* [JOB]
Nothing but the line with "Read out every word on this page." and the lines after it, through the end of the records below, is to be repeated, exactly as it is.

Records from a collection
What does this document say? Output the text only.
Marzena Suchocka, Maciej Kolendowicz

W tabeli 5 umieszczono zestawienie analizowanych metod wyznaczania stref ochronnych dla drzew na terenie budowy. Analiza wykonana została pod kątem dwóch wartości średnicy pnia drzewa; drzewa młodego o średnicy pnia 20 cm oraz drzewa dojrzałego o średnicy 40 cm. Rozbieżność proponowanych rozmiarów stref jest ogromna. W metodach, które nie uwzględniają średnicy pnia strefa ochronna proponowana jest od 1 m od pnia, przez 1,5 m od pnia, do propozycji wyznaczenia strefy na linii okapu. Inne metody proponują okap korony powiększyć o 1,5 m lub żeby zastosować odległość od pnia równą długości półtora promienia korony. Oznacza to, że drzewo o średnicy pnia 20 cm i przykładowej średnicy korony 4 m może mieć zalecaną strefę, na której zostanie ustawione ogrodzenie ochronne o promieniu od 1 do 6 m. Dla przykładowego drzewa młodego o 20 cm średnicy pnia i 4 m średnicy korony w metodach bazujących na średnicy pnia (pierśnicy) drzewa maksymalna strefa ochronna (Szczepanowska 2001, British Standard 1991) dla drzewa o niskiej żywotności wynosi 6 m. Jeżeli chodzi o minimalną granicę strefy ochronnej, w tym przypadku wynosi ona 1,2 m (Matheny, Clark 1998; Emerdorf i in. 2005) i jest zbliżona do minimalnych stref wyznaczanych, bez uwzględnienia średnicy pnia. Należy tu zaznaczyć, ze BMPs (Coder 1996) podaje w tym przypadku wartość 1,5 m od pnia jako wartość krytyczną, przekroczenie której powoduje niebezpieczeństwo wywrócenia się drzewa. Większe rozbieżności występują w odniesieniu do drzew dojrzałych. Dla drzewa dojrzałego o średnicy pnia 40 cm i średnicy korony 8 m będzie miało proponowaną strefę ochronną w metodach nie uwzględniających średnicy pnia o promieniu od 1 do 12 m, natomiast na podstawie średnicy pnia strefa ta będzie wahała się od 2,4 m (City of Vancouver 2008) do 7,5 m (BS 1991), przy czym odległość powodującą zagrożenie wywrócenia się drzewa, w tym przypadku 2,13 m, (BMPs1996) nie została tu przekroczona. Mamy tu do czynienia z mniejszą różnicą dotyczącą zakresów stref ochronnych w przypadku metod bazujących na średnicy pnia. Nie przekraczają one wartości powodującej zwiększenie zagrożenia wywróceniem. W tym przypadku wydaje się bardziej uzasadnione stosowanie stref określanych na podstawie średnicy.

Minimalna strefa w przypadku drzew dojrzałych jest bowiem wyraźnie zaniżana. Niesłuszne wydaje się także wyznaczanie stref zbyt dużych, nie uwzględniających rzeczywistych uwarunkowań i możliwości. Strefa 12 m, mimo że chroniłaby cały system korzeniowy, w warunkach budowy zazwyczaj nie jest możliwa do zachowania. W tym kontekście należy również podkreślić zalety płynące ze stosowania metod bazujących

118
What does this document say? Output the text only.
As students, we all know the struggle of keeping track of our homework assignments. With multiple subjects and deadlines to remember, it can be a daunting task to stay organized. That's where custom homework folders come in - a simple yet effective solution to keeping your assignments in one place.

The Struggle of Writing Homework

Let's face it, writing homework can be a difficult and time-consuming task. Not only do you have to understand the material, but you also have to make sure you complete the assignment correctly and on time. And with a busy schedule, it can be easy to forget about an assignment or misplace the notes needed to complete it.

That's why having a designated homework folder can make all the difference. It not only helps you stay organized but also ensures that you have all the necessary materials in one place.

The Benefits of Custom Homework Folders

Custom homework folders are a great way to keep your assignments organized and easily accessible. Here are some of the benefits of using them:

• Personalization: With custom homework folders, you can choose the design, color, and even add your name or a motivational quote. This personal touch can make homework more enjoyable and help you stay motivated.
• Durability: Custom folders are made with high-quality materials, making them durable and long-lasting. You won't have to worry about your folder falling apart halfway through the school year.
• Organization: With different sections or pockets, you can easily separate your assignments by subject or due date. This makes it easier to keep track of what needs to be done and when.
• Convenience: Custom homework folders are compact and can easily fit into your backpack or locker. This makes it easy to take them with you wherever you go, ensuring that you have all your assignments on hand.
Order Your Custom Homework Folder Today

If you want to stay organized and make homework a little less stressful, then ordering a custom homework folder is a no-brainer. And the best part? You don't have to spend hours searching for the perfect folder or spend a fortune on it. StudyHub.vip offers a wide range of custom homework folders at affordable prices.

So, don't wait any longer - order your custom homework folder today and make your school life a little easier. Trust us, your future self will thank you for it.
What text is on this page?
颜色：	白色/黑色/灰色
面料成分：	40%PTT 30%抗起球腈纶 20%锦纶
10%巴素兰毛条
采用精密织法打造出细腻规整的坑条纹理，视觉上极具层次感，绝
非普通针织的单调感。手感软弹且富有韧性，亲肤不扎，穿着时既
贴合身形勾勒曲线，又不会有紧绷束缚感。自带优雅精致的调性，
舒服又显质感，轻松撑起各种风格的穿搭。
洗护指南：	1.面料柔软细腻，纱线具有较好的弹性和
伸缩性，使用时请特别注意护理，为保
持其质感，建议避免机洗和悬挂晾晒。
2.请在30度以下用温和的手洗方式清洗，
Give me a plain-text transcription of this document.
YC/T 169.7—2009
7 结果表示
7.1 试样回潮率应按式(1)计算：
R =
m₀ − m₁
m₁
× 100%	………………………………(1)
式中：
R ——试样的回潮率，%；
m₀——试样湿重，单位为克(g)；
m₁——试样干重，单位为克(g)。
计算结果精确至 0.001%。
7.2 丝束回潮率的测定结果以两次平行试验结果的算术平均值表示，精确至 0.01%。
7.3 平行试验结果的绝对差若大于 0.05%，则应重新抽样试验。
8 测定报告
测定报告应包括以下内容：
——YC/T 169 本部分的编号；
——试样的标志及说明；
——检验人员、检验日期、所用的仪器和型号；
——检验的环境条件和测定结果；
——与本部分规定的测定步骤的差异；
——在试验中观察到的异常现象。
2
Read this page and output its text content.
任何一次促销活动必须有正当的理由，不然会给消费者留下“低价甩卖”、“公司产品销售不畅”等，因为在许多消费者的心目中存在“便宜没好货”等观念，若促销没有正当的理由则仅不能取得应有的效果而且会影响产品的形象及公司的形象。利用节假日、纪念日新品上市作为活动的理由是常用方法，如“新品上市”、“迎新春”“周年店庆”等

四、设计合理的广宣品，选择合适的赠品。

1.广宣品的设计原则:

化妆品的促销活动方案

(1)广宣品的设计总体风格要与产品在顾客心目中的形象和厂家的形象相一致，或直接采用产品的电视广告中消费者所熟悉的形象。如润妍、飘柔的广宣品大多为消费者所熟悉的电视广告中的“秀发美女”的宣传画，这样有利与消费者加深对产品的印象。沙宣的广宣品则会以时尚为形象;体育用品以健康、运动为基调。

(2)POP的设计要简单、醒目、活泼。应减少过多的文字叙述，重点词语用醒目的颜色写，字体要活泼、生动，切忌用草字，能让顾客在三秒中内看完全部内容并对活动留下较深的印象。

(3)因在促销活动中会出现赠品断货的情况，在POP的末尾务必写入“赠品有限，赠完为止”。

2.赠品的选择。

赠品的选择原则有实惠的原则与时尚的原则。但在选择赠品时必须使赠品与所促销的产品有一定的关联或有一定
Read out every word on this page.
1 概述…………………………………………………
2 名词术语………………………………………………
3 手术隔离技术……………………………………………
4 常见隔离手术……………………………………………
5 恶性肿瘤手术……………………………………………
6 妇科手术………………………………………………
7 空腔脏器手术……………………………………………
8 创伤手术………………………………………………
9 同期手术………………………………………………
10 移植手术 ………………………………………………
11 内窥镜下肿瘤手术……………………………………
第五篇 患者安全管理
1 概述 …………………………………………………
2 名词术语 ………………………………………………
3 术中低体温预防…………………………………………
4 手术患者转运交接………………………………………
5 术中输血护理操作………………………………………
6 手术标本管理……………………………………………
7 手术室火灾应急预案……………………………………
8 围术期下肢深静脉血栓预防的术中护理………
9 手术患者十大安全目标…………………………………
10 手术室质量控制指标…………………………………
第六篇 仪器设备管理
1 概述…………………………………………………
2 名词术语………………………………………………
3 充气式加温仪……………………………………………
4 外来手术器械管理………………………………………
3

* [ANSWER TO THIS PROBLEM]
Read out every word on this page.
1 概述…………………………………………………
2 名词术语………………………………………………
3 手术隔离技术……………………………………………
4 常见隔离手术……………………………………………
5 恶性肿瘤手术……………………………………………
6 妇科手术………………………………………………
7 空腔脏器手术……………………………………………
8 创伤手术………………………………………………
9 同期手术………………………………………………
10 移植手术 ………………………………………………
11 内窥镜下肿瘤手术……………………………………
第五篇 患者安全管理
1 概述 …………………………………………………
2 名词术语 ………………………………………………
3 术中低体温预防…………………………………………
4 手术患者转运交接………………………………………
5 术中输血护理操作………………………………………
6 手术标本管理……………………………………………
7 手术室火灾应急预案……………………………………
8 围术期下肢深静脉血栓预防的术中护理………
9 手术患者十大安全目标…………………………………
10 手术室质量控制指标…………………………………
第六篇 仪器设备管理
1 概述…………………………………………………
2 名词术语………………………………………………
3 充气式加温仪……………………………………………
4 外来手术器械管理………………………………………
3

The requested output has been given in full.